INSTRUCTIONS FOR THE TASK | Tally every line of the listing where the string "Newton" is found, and state the total alone.

>> begin DATA SHOWN

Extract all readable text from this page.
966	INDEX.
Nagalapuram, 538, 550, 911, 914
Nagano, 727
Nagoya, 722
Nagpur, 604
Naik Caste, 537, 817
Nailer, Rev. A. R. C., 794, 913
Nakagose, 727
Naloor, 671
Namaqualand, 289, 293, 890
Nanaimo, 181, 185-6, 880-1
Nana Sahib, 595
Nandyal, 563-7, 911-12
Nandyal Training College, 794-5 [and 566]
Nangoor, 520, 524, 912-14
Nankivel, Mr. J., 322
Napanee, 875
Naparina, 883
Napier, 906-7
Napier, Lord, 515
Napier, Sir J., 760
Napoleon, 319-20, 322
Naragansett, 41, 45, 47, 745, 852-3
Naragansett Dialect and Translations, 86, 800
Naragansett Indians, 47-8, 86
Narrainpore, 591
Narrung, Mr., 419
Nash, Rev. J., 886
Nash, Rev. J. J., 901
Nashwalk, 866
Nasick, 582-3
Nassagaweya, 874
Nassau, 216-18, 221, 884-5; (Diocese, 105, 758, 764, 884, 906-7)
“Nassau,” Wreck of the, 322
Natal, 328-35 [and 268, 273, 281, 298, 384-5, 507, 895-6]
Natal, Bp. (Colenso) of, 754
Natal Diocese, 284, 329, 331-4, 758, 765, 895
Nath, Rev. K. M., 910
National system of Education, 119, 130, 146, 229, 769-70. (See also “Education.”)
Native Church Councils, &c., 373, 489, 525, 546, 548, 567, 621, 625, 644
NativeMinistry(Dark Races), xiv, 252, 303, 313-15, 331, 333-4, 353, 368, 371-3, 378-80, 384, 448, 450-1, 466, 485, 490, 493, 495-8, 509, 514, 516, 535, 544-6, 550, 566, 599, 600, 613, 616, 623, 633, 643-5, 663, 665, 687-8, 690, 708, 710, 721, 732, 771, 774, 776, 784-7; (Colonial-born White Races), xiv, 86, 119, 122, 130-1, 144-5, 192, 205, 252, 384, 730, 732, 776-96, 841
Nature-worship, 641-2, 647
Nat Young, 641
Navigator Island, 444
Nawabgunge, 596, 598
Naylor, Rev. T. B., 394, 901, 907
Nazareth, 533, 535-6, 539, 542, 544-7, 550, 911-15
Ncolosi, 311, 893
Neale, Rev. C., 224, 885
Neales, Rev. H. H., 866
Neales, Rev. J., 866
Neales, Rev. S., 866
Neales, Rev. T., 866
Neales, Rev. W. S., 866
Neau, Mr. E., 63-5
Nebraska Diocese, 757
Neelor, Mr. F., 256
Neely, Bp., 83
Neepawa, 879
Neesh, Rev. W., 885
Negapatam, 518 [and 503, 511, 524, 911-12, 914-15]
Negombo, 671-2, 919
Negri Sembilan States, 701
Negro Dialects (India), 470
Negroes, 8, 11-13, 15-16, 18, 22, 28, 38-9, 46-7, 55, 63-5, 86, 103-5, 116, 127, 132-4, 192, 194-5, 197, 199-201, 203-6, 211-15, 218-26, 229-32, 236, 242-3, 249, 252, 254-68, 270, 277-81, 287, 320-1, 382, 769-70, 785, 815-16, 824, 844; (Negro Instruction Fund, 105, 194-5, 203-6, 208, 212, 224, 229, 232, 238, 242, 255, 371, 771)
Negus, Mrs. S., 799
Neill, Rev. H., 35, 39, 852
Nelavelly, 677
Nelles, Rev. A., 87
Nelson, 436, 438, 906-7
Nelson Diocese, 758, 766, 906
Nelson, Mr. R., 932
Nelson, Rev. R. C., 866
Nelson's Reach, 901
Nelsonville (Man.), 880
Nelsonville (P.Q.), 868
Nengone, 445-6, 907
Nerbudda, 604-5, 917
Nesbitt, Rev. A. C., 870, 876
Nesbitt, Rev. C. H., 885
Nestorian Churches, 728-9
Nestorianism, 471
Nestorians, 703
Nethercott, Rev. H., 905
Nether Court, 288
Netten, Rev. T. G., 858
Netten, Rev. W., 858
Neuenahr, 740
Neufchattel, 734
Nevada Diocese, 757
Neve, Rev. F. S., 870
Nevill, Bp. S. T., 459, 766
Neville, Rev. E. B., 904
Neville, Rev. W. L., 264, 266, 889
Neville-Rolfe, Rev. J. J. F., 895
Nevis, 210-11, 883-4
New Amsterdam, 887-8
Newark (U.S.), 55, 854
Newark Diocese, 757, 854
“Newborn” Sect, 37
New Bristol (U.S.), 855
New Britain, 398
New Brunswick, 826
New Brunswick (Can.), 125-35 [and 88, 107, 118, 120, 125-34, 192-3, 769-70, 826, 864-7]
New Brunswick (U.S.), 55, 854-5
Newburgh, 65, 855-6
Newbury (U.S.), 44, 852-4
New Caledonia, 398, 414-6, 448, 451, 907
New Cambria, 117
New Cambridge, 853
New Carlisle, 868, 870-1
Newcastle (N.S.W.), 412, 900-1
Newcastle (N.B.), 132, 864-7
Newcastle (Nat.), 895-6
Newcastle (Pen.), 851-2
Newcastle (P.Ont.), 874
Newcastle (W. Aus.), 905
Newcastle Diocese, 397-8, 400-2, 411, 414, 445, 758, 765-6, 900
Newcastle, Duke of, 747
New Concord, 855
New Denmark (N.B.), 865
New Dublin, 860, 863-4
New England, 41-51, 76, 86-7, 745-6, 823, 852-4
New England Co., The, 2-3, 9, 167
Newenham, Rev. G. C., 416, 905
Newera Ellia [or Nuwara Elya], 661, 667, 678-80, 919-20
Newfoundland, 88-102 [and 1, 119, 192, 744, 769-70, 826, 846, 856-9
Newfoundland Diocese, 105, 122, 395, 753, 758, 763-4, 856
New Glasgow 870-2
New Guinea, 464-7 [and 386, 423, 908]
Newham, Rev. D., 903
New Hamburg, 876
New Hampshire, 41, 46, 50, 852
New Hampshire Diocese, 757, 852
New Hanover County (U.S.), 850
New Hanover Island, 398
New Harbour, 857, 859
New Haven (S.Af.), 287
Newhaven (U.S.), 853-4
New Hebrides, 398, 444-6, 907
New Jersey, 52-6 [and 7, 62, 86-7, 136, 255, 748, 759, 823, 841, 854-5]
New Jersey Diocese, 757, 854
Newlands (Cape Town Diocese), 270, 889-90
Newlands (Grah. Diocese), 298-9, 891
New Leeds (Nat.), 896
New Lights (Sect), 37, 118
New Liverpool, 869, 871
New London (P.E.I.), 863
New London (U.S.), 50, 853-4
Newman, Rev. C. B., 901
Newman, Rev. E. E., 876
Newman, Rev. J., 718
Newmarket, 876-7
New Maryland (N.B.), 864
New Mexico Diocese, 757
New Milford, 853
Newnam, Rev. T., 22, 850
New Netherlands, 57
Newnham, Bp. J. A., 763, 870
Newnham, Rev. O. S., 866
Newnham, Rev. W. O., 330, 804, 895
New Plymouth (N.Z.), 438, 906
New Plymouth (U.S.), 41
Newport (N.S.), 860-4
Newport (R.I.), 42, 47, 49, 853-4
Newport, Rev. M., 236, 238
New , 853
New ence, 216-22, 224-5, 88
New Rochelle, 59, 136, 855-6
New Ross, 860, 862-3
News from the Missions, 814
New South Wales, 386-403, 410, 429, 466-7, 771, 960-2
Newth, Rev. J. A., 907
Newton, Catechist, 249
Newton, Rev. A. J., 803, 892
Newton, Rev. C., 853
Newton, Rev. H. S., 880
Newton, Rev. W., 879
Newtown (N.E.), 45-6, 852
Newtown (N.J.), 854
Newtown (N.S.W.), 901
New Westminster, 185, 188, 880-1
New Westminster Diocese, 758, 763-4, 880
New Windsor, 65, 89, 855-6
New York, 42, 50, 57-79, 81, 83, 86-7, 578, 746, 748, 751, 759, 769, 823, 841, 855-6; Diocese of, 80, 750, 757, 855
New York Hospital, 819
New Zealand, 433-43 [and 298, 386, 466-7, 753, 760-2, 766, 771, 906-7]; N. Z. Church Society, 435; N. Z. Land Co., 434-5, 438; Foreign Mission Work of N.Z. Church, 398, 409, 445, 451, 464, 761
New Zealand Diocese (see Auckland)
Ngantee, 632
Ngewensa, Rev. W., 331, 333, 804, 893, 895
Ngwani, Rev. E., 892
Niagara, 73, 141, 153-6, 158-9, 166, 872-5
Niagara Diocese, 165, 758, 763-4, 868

>> end DATA SHOWN

ANSWER TO THIS TASK | 5